__What to work on__
A - In the DCT University thread, rewrite the part that opens with the words containing "What is their" and closes with "especially in Pastry?", replacing "website" with "homepage".
B - For each statement about the DCT University thread, answer yes or no and quote the words that settle it: (i) The person asking for reviews lives in Egypt. (ii) The school is located in Geneva. (iii) The asker's family owns three stores in Cairo.
C - Pick up the DCT University thread after its final line and keep writing.

__Document__
# Review Needed: DCT University Switzerland



## bouabjian (Dec 10, 2009)

Dear Colleagues,

Could you please provide me with reviews and knowledge about the DCT University located in Lucerne, Switzerland

Specifically on their 3 and 6 months programs:

*Certification in European Pastry & Chocolate*

Thanks


----------



## cheftoddmohr (Apr 17, 2009)

Has the school not given you information and/or references you can speak with?

Can you visit the school, talk to instructors and students? 

Most importantly, what is your plan AFTER culinary school? 
Having a diploma is nice, having a fulfilling JOB is even better.
What is their placement record?


----------



## bouabjian (Dec 10, 2009)

Actually they provided info about the course on their website, but how should I know if it is really a good school or not when all the schools post almost the same curriculum especially in Pastry?

Visiting the school will be a bit difficult as I live in Egypt and the school is in Switzerland

My family owns a small workshop and two stores in Cairo. After culinary school I plan to develop and extend this project


----------



## cheftoddmohr (Apr 17, 2009)

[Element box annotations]
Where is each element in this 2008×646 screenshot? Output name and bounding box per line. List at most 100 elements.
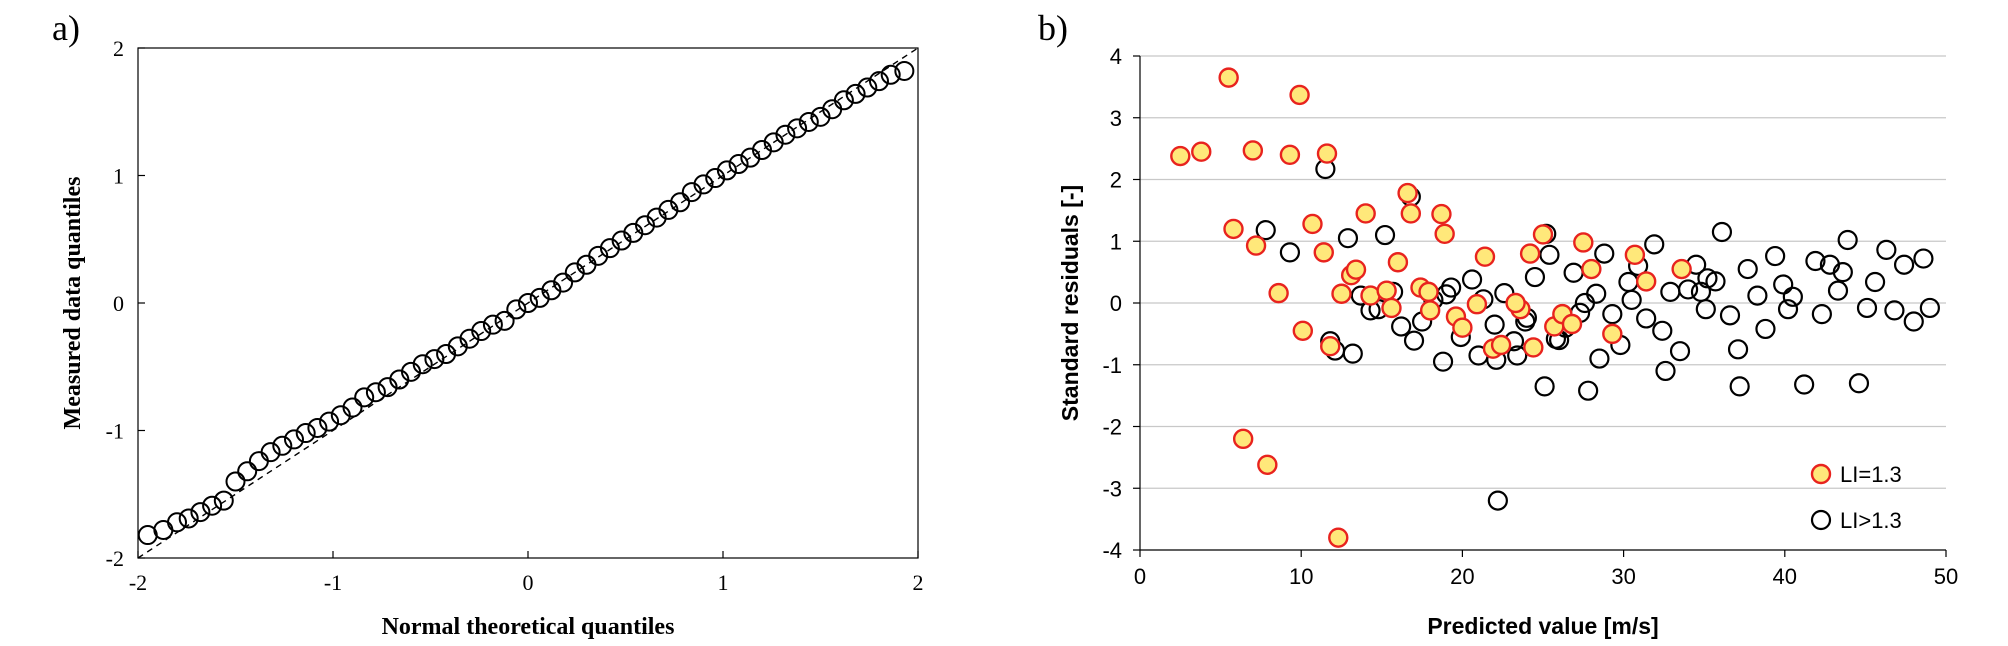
panel-b-point-li-eq <box>1466 294 1488 315</box>
panel-a-data-point <box>775 124 796 145</box>
panel-b-point-li-gt <box>1534 376 1555 397</box>
panel-b-point-li-eq <box>1434 223 1455 245</box>
panel-b-point-li-eq <box>1170 145 1191 167</box>
panel-a-y-tick-label: -1 <box>106 419 124 444</box>
panel-b-point-li-gt <box>1602 304 1623 325</box>
panel-b-point-li-gt <box>1827 280 1849 301</box>
panel-a-data-point <box>295 423 316 444</box>
panel-b-point-li-eq <box>1316 143 1338 164</box>
panel-b-point-li-eq <box>1532 224 1554 245</box>
panel-b-point-li-eq <box>1355 203 1376 224</box>
panel-b-point-li-gt <box>1589 348 1610 369</box>
panel-b-point-li-eq <box>1523 337 1544 358</box>
panel-a-data-point <box>693 174 714 195</box>
panel-b-point-li-gt <box>1636 308 1657 329</box>
panel-b-point-li-gt <box>1856 297 1878 319</box>
panel-b-point-li-gt <box>1690 281 1712 302</box>
panel-b-point-li-gt <box>1403 330 1425 351</box>
panel-b-label: b) <box>1038 8 1068 48</box>
panel-a-data-point <box>213 490 234 511</box>
panel-b-point-li-gt <box>1644 234 1665 255</box>
panel-a-y-tick-label: 0 <box>113 291 124 316</box>
panel-b-y-tick-label: -3 <box>1102 476 1122 501</box>
panel-a-data-point <box>153 519 174 540</box>
panel-a-data-point <box>471 321 492 342</box>
panel-a-data-point <box>412 354 433 375</box>
panel-a-x-tick-label: 1 <box>718 570 729 595</box>
panel-b-point-li-gt <box>1391 316 1412 337</box>
panel-b-point-li-eq <box>1279 144 1301 166</box>
panel-a-y-tick-label: 1 <box>113 164 124 189</box>
panel-b-point-li-eq <box>1257 454 1278 475</box>
panel-b-point-li-gt <box>1711 221 1733 243</box>
panel-b-point-li-gt <box>1255 220 1276 241</box>
panel-b-point-li-gt <box>1279 242 1301 263</box>
panel-b-point-li-eq <box>1331 283 1352 304</box>
panel-b-point-li-gt <box>1773 274 1794 295</box>
panel-b-y-tick-label: 3 <box>1110 106 1122 131</box>
panel-b-x-axis-title: Predicted value [m/s] <box>1427 613 1658 639</box>
panel-b-point-li-gt <box>1594 243 1615 264</box>
panel-b-point-li-gt <box>1848 373 1870 394</box>
panel-a-data-point <box>728 154 749 175</box>
panel-b-point-li-eq <box>1561 313 1583 335</box>
panel-b-point-li-gt <box>1864 271 1886 293</box>
panel-b-point-li-eq <box>1671 258 1692 280</box>
panel-a-y-tick-label: -2 <box>106 546 124 571</box>
panel-b-y-tick-label: 4 <box>1110 44 1122 69</box>
panel-b-point-li-eq <box>1289 84 1310 106</box>
legend-label-li-gt: LI>1.3 <box>1840 508 1902 533</box>
panel-a-data-point <box>272 435 293 456</box>
panel-b-point-li-gt <box>1618 271 1639 293</box>
panel-b-y-tick-label: 0 <box>1110 291 1122 316</box>
panel-a-x-axis-title: Normal theoretical quantiles <box>382 614 675 640</box>
legend-marker-li-eq <box>1810 463 1832 485</box>
panel-b-point-li-gt <box>1432 351 1454 372</box>
panel-b-point-li-gt <box>1837 229 1858 251</box>
panel-b-point-li-gt <box>1655 360 1676 382</box>
panel-b-point-li-eq <box>1490 334 1512 356</box>
panel-b-point-li-gt <box>1782 286 1803 307</box>
panel-a-data-point <box>354 387 375 408</box>
panel-a-x-tick-label: -2 <box>129 570 147 595</box>
panel-b-point-li-eq <box>1320 336 1341 357</box>
panel-a-data-point <box>894 60 915 81</box>
panel-b-point-li-gt <box>1524 266 1546 288</box>
panel-b-x-tick-label: 0 <box>1134 564 1146 589</box>
panel-a-data-point <box>365 382 386 403</box>
panel-a-data-point <box>202 495 223 516</box>
panel-b-x-tick-label: 30 <box>1611 564 1635 589</box>
panel-a-qq-plot: a) -2 -1 0 1 2 -2 -1 0 1 2 Normal theoretical qua… <box>52 8 924 640</box>
panel-b-x-tick-label: 10 <box>1289 564 1313 589</box>
panel-b-point-li-eq <box>1292 320 1314 341</box>
legend-marker-li-gt <box>1810 509 1832 531</box>
legend-label-li-eq: LI=1.3 <box>1840 462 1902 487</box>
panel-a-data-point <box>716 160 737 181</box>
panel-b-point-li-eq <box>1635 271 1657 292</box>
panel-b-point-li-eq <box>1268 282 1289 304</box>
panel-b-point-li-gt <box>1811 304 1832 325</box>
panel-b-y-tick-label: -2 <box>1102 415 1122 440</box>
panel-a-data-point <box>880 64 901 85</box>
panel-b-point-li-gt <box>1563 262 1584 283</box>
panel-b-point-li-eq <box>1452 317 1473 338</box>
panel-b-point-li-gt <box>1777 299 1799 320</box>
panel-a-data-point <box>833 90 854 111</box>
panel-a-reference-line <box>137 47 919 559</box>
panel-a-data-point <box>518 293 538 313</box>
panel-b-legend: LI=1.3 LI>1.3 <box>1810 462 1902 533</box>
panel-b-point-li-gt <box>1487 490 1508 511</box>
panel-b-y-axis-title: Standard residuals [-] <box>1057 185 1083 421</box>
panel-a-data-point <box>482 314 503 335</box>
panel-a-data-point <box>178 508 199 529</box>
panel-b-point-li-eq <box>1474 246 1496 267</box>
panel-a-data-point <box>248 451 269 472</box>
panel-b-point-li-gt <box>1507 345 1528 366</box>
panel-a-data-point <box>845 83 866 104</box>
panel-a-data-point <box>225 471 246 492</box>
panel-b-point-li-gt <box>1893 254 1915 275</box>
panel-b-point-li-gt <box>1727 339 1749 360</box>
panel-b-point-li-eq <box>1505 292 1526 314</box>
panel-b-point-li-eq <box>1602 323 1623 345</box>
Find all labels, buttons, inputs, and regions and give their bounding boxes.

__Answer list__
A -
What is their placement record?


----------



## bouabjian (Dec 10, 2009)

Actually they provided info about the course on their homepage, but how should I know if it is really a good school or not when all the schools post almost the same curriculum especially in Pastry?

B -
(i) Yes: "as I live in Egypt"
(ii) No: "located in Lucerne, Switzerland"
(iii) No: "a small workshop and two stores in Cairo"

C -
Well, that's important information omitted. You live in Cairo, the school is in Switzerland. In that case, you're doing the right thing by searching the internet for personal reviews.

I'd ask the school for any references they have. Speak to some former students if you can via email or phone.

Sorry I can't help you further, I went to school in Baltimore, Maryland, USA.


----------



## theunknowncook (Dec 17, 2009)

If you are going to visit Switzerland, consider the *Richemont Craft School*.
Explore *ShawGuides* to see if any other schools might be of interest to you.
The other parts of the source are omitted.